Output all lines exactly.

* Provided information:

───

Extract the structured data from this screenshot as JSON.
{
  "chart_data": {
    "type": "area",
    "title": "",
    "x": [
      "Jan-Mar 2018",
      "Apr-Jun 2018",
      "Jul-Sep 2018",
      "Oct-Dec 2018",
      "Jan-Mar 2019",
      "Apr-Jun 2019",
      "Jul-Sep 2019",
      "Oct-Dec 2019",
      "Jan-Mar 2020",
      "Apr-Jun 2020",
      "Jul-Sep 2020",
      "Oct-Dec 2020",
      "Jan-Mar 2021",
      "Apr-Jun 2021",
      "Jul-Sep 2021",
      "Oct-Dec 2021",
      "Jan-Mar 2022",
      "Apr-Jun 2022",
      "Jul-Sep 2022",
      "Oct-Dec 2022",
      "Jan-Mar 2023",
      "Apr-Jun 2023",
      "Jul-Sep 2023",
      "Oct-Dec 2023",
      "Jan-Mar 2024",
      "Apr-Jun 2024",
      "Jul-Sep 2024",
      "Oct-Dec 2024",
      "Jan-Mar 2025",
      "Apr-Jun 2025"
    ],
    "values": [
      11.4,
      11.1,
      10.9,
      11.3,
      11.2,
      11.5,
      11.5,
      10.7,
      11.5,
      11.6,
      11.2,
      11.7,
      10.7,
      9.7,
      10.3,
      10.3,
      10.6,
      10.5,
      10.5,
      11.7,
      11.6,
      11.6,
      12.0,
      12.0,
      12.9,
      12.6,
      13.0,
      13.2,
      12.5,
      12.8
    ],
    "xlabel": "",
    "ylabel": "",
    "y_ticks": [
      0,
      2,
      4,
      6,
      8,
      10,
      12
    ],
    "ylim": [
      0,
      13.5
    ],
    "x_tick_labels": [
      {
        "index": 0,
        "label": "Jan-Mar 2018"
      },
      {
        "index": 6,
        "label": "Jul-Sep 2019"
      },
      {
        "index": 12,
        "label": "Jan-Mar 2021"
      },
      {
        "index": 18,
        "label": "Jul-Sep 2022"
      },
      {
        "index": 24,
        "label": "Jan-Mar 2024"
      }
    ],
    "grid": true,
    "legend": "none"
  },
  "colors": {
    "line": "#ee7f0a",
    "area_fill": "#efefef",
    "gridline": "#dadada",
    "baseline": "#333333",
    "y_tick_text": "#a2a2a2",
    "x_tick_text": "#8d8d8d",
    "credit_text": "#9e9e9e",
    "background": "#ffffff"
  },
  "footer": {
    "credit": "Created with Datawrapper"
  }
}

───

* Solution to this problem:
Extract the structured data from this screenshot as JSON.
{
  "chart_data": {
    "type": "area",
    "title": "",
    "x": [
      "Jan-Mar 2018",
      "Apr-Jun 2018",
      "Jul-Sep 2018",
      "Oct-Dec 2018",
      "Jan-Mar 2019",
      "Apr-Jun 2019",
      "Jul-Sep 2019",
      "Oct-Dec 2019",
      "Jan-Mar 2020",
      "Apr-Jun 2020",
      "Jul-Sep 2020",
      "Oct-Dec 2020",
      "Jan-Mar 2021",
      "Apr-Jun 2021",
      "Jul-Sep 2021",
      "Oct-Dec 2021",
      "Jan-Mar 2022",
      "Apr-Jun 2022",
      "Jul-Sep 2022",
      "Oct-Dec 2022",
      "Jan-Mar 2023",
      "Apr-Jun 2023",
      "Jul-Sep 2023",
      "Oct-Dec 2023",
      "Jan-Mar 2024",
      "Apr-Jun 2024",
      "Jul-Sep 2024",
      "Oct-Dec 2024",
      "Jan-Mar 2025",
      "Apr-Jun 2025"
    ],
    "values": [
      11.4,
      11.1,
      10.9,
      11.3,
      11.2,
      11.5,
      11.5,
      10.7,
      11.5,
      11.6,
      11.2,
      11.7,
      10.7,
      9.7,
      10.3,
      10.3,
      10.6,
      10.5,
      10.5,
      11.7,
      11.6,
      11.6,
      12.0,
      12.0,
      12.9,
      12.6,
      13.0,
      13.2,
      12.5,
      12.8
    ],
    "xlabel": "",
    "ylabel": "",
    "y_ticks": [
      0,
      2,
      4,
      6,
      8,
      10,
      12
    ],
    "ylim": [
      0,
      13.5
    ],
    "x_tick_labels": [
      {
        "index": 0,
        "label": "Jan-Mar 2018"
      },
      {
        "index": 6,
        "label": "Jul-Sep 2019"
      },
      {
        "index": 12,
        "label": "Jan-Mar 2021"
      },
      {
        "index": 18,
        "label": "Jul-Sep 2022"
      },
      {
        "index": 24,
        "label": "Jan-Mar 2024"
      }
    ],
    "grid": true,
    "legend": "none"
  },
  "colors": {
    "line": "#ee7f0a",
    "area_fill": "#efefef",
    "gridline": "#dadada",
    "baseline": "#333333",
    "y_tick_text": "#a2a2a2",
    "x_tick_text": "#8d8d8d",
    "credit_text": "#9e9e9e",
    "background": "#ffffff"
  },
  "footer": {
    "credit": "Created with Datawrapper"
  }
}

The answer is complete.